What to do — Tally the lines that include the word "document" and reply with nothing but the total.

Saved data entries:
____
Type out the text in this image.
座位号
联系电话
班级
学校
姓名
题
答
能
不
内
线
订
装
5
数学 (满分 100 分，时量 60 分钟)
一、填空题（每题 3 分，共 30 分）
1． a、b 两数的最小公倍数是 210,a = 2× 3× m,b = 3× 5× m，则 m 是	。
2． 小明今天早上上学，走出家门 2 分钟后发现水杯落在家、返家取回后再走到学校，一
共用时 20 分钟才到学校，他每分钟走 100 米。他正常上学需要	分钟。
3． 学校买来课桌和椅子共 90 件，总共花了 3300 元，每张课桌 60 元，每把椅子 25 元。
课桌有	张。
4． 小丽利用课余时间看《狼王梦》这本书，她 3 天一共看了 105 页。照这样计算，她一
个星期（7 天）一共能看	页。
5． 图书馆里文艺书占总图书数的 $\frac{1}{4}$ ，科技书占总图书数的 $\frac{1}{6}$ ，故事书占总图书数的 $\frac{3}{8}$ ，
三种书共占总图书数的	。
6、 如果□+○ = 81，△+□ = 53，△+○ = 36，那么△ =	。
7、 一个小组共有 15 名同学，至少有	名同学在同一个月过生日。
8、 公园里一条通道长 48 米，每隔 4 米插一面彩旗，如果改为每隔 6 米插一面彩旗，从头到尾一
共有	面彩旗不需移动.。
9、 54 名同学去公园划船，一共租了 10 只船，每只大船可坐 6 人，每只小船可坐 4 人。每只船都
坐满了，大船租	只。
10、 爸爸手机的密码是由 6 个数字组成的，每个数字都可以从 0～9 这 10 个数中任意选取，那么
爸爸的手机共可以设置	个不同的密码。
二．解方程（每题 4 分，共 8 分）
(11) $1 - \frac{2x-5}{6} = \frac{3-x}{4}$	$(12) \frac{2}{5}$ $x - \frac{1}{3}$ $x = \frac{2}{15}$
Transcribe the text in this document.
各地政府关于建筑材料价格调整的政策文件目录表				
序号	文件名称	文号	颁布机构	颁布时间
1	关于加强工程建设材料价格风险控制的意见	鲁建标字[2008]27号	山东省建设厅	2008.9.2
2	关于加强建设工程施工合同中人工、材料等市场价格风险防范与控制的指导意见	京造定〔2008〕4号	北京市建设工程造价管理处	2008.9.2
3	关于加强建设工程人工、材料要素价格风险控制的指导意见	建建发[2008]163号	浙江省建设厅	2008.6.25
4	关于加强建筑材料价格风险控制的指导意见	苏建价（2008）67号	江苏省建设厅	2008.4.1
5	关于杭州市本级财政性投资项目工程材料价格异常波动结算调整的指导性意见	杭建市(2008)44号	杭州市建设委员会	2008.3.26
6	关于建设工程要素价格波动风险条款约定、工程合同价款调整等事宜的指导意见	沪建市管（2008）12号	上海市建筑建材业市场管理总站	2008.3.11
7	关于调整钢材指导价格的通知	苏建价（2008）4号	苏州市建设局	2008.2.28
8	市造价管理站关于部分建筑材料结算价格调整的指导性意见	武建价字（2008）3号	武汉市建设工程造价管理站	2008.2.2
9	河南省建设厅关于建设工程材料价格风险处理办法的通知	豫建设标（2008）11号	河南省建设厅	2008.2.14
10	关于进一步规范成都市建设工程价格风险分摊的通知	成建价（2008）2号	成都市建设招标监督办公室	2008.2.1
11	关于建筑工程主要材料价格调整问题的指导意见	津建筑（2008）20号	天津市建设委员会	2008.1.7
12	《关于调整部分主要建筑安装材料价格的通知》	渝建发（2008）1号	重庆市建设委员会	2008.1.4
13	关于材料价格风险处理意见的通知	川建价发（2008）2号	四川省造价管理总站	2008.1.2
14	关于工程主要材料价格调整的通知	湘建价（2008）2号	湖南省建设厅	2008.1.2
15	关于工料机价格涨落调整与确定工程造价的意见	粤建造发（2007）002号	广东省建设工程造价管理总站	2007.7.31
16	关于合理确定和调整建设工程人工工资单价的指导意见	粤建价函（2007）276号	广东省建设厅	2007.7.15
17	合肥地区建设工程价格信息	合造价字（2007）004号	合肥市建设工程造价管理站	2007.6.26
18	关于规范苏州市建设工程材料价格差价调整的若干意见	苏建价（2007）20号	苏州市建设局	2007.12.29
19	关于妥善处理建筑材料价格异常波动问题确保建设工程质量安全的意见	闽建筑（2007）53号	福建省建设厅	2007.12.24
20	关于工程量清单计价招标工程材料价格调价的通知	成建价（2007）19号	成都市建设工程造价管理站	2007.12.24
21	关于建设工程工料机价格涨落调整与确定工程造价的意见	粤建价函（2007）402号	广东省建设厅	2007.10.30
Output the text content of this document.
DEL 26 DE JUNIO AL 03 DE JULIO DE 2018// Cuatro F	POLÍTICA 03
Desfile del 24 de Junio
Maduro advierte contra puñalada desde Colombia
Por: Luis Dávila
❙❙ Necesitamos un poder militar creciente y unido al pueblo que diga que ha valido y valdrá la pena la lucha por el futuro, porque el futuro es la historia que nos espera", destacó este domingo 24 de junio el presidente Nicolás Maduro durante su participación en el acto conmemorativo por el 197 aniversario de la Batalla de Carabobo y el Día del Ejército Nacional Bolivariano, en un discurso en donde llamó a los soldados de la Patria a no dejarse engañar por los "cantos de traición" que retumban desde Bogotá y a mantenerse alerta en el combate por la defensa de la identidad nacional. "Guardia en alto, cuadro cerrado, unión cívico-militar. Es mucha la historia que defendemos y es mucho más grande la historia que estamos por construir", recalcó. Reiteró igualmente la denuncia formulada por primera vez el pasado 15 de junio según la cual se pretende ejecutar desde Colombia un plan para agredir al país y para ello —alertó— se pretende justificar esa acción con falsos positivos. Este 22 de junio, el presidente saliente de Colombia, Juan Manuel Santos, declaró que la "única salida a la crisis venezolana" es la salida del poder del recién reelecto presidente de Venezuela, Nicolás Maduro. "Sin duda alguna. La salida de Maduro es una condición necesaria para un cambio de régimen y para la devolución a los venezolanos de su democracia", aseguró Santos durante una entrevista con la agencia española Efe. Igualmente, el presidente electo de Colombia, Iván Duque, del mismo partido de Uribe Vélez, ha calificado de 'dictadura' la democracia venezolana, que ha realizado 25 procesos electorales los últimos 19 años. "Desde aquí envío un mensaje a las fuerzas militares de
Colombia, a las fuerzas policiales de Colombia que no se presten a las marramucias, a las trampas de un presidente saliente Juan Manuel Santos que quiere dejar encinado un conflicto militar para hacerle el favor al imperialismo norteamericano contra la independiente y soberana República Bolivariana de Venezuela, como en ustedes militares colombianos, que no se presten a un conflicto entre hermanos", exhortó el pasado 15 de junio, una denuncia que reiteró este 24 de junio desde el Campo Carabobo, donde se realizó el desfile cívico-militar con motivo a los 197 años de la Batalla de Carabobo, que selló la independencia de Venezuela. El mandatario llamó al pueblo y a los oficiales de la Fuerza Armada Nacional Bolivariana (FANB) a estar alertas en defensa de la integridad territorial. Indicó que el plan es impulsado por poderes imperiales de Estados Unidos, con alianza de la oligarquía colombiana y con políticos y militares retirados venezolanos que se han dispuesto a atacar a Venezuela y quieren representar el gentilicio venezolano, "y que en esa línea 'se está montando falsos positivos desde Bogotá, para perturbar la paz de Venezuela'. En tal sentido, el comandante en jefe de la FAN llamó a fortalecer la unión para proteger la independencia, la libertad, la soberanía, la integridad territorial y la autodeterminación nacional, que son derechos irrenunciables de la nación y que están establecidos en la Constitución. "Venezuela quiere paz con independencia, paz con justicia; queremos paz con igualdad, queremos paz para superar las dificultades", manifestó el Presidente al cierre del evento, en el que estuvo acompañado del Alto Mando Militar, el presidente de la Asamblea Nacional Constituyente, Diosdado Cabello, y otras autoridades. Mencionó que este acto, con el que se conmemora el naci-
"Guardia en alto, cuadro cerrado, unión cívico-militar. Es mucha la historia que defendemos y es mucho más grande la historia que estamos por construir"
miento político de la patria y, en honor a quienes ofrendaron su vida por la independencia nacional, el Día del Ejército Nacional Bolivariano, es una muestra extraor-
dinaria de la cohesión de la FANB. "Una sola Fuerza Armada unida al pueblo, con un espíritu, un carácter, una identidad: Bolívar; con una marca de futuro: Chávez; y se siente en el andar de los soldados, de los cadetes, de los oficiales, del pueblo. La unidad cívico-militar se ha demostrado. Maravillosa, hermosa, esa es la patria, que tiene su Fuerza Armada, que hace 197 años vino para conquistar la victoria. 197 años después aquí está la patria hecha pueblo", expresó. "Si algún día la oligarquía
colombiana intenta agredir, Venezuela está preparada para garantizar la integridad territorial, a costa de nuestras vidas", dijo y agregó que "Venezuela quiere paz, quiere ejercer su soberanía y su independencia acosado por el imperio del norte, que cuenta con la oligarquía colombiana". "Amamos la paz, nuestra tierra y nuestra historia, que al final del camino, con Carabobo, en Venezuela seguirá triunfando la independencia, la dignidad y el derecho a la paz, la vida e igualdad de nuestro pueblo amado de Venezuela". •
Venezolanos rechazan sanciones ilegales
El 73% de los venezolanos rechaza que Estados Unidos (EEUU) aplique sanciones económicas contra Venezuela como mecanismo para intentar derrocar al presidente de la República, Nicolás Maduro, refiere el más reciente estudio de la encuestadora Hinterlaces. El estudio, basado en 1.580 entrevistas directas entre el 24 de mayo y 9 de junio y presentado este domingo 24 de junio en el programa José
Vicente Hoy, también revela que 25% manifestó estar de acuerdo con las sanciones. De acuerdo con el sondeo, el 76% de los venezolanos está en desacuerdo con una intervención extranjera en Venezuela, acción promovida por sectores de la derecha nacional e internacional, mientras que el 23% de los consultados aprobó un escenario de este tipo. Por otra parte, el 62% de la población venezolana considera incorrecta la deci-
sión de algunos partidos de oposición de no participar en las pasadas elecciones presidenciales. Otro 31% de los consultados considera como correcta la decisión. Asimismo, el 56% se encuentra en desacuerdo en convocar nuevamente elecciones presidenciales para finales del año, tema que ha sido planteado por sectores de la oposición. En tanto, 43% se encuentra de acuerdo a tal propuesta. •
____
Exercise answer — 2